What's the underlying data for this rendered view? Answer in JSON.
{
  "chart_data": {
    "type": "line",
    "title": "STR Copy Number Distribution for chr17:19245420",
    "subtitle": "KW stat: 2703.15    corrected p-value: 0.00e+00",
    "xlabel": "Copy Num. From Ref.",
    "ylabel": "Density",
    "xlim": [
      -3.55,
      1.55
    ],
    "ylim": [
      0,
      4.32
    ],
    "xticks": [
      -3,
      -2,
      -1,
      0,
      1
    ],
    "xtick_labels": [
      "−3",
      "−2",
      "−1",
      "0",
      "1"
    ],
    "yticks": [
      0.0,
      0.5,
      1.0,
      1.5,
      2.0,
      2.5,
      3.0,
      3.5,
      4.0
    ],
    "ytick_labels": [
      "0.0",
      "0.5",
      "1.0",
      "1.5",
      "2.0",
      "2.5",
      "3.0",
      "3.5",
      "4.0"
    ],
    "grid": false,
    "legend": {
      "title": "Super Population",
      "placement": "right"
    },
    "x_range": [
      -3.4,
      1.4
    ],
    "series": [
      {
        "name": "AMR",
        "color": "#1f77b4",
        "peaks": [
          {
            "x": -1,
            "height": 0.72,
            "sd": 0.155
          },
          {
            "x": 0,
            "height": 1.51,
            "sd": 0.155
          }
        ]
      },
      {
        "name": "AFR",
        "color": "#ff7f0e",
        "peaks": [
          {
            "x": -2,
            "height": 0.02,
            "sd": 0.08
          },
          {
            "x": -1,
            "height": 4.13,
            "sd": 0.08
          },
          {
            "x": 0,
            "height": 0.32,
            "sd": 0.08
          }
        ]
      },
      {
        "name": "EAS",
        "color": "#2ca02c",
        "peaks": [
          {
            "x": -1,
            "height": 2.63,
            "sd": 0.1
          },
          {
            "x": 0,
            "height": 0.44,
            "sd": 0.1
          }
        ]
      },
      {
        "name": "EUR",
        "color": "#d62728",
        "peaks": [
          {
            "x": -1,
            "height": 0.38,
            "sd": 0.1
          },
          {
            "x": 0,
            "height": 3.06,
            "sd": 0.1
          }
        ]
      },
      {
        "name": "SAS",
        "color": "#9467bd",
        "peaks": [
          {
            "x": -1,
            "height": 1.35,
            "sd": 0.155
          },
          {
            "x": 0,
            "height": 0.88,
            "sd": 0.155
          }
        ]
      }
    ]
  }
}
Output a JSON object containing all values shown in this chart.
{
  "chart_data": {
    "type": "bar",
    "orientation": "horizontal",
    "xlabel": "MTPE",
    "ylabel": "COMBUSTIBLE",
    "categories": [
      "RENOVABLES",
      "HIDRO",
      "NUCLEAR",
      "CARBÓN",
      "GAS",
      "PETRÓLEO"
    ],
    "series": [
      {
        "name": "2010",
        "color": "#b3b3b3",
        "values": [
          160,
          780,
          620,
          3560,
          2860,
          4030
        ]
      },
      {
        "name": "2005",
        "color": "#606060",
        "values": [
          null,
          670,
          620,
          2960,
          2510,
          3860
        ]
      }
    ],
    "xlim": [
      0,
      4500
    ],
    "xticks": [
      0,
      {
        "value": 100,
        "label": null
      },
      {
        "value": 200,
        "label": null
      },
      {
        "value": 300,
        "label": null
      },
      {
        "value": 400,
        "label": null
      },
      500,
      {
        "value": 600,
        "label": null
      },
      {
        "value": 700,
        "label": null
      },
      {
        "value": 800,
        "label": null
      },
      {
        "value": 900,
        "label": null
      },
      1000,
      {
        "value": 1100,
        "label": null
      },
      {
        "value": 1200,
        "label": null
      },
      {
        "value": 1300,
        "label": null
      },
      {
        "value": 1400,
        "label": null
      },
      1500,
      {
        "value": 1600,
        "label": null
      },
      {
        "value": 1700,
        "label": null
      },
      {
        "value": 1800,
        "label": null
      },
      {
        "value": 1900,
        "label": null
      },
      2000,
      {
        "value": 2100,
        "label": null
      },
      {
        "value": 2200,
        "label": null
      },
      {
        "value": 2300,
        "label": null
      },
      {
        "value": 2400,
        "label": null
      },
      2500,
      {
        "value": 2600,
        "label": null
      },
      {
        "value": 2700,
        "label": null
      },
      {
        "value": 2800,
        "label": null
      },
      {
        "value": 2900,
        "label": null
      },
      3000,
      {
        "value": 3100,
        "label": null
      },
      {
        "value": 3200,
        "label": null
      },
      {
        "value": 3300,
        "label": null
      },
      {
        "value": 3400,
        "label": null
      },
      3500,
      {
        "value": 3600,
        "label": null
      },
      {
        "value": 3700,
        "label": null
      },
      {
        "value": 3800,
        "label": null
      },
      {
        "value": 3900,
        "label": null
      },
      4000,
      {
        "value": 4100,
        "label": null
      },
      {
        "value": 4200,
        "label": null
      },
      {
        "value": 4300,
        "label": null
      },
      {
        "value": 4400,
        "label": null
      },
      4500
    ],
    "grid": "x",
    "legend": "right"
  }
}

-=-=-

--- Problem to solve ---
Copy out the full set of records precisely, leaving nothing out.

--- Correct output ---
What's the underlying data for this rendered view? Answer in JSON.
{
  "chart_data": {
    "type": "line",
    "title": "STR Copy Number Distribution for chr17:19245420",
    "subtitle": "KW stat: 2703.15    corrected p-value: 0.00e+00",
    "xlabel": "Copy Num. From Ref.",
    "ylabel": "Density",
    "xlim": [
      -3.55,
      1.55
    ],
    "ylim": [
      0,
      4.32
    ],
    "xticks": [
      -3,
      -2,
      -1,
      0,
      1
    ],
    "xtick_labels": [
      "−3",
      "−2",
      "−1",
      "0",
      "1"
    ],
    "yticks": [
      0.0,
      0.5,
      1.0,
      1.5,
      2.0,
      2.5,
      3.0,
      3.5,
      4.0
    ],
    "ytick_labels": [
      "0.0",
      "0.5",
      "1.0",
      "1.5",
      "2.0",
      "2.5",
      "3.0",
      "3.5",
      "4.0"
    ],
    "grid": false,
    "legend": {
      "title": "Super Population",
      "placement": "right"
    },
    "x_range": [
      -3.4,
      1.4
    ],
    "series": [
      {
        "name": "AMR",
        "color": "#1f77b4",
        "peaks": [
          {
            "x": -1,
            "height": 0.72,
            "sd": 0.155
          },
          {
            "x": 0,
            "height": 1.51,
            "sd": 0.155
          }
        ]
      },
      {
        "name": "AFR",
        "color": "#ff7f0e",
        "peaks": [
          {
            "x": -2,
            "height": 0.02,
            "sd": 0.08
          },
          {
            "x": -1,
            "height": 4.13,
            "sd": 0.08
          },
          {
            "x": 0,
            "height": 0.32,
            "sd": 0.08
          }
        ]
      },
      {
        "name": "EAS",
        "color": "#2ca02c",
        "peaks": [
          {
            "x": -1,
            "height": 2.63,
            "sd": 0.1
          },
          {
            "x": 0,
            "height": 0.44,
            "sd": 0.1
          }
        ]
      },
      {
        "name": "EUR",
        "color": "#d62728",
        "peaks": [
          {
            "x": -1,
            "height": 0.38,
            "sd": 0.1
          },
          {
            "x": 0,
            "height": 3.06,
            "sd": 0.1
          }
        ]
      },
      {
        "name": "SAS",
        "color": "#9467bd",
        "peaks": [
          {
            "x": -1,
            "height": 1.35,
            "sd": 0.155
          },
          {
            "x": 0,
            "height": 0.88,
            "sd": 0.155
          }
        ]
      }
    ]
  }
}
Output a JSON object containing all values shown in this chart.
{
  "chart_data": {
    "type": "bar",
    "orientation": "horizontal",
    "xlabel": "MTPE",
    "ylabel": "COMBUSTIBLE",
    "categories": [
      "RENOVABLES",
      "HIDRO",
      "NUCLEAR",
      "CARBÓN",
      "GAS",
      "PETRÓLEO"
    ],
    "series": [
      {
        "name": "2010",
        "color": "#b3b3b3",
        "values": [
          160,
          780,
          620,
          3560,
          2860,
          4030
        ]
      },
      {
        "name": "2005",
        "color": "#606060",
        "values": [
          null,
          670,
          620,
          2960,
          2510,
          3860
        ]
      }
    ],
    "xlim": [
      0,
      4500
    ],
    "xticks": [
      0,
      {
        "value": 100,
        "label": null
      },
      {
        "value": 200,
        "label": null
      },
      {
        "value": 300,
        "label": null
      },
      {
        "value": 400,
        "label": null
      },
      500,
      {
        "value": 600,
        "label": null
      },
      {
        "value": 700,
        "label": null
      },
      {
        "value": 800,
        "label": null
      },
      {
        "value": 900,
        "label": null
      },
      1000,
      {
        "value": 1100,
        "label": null
      },
      {
        "value": 1200,
        "label": null
      },
      {
        "value": 1300,
        "label": null
      },
      {
        "value": 1400,
        "label": null
      },
      1500,
      {
        "value": 1600,
        "label": null
      },
      {
        "value": 1700,
        "label": null
      },
      {
        "value": 1800,
        "label": null
      },
      {
        "value": 1900,
        "label": null
      },
      2000,
      {
        "value": 2100,
        "label": null
      },
      {
        "value": 2200,
        "label": null
      },
      {
        "value": 2300,
        "label": null
      },
      {
        "value": 2400,
        "label": null
      },
      2500,
      {
        "value": 2600,
        "label": null
      },
      {
        "value": 2700,
        "label": null
      },
      {
        "value": 2800,
        "label": null
      },
      {
        "value": 2900,
        "label": null
      },
      3000,
      {
        "value": 3100,
        "label": null
      },
      {
        "value": 3200,
        "label": null
      },
      {
        "value": 3300,
        "label": null
      },
      {
        "value": 3400,
        "label": null
      },
      3500,
      {
        "value": 3600,
        "label": null
      },
      {
        "value": 3700,
        "label": null
      },
      {
        "value": 3800,
        "label": null
      },
      {
        "value": 3900,
        "label": null
      },
      4000,
      {
        "value": 4100,
        "label": null
      },
      {
        "value": 4200,
        "label": null
      },
      {
        "value": 4300,
        "label": null
      },
      {
        "value": 4400,
        "label": null
      },
      4500
    ],
    "grid": "x",
    "legend": "right"
  }
}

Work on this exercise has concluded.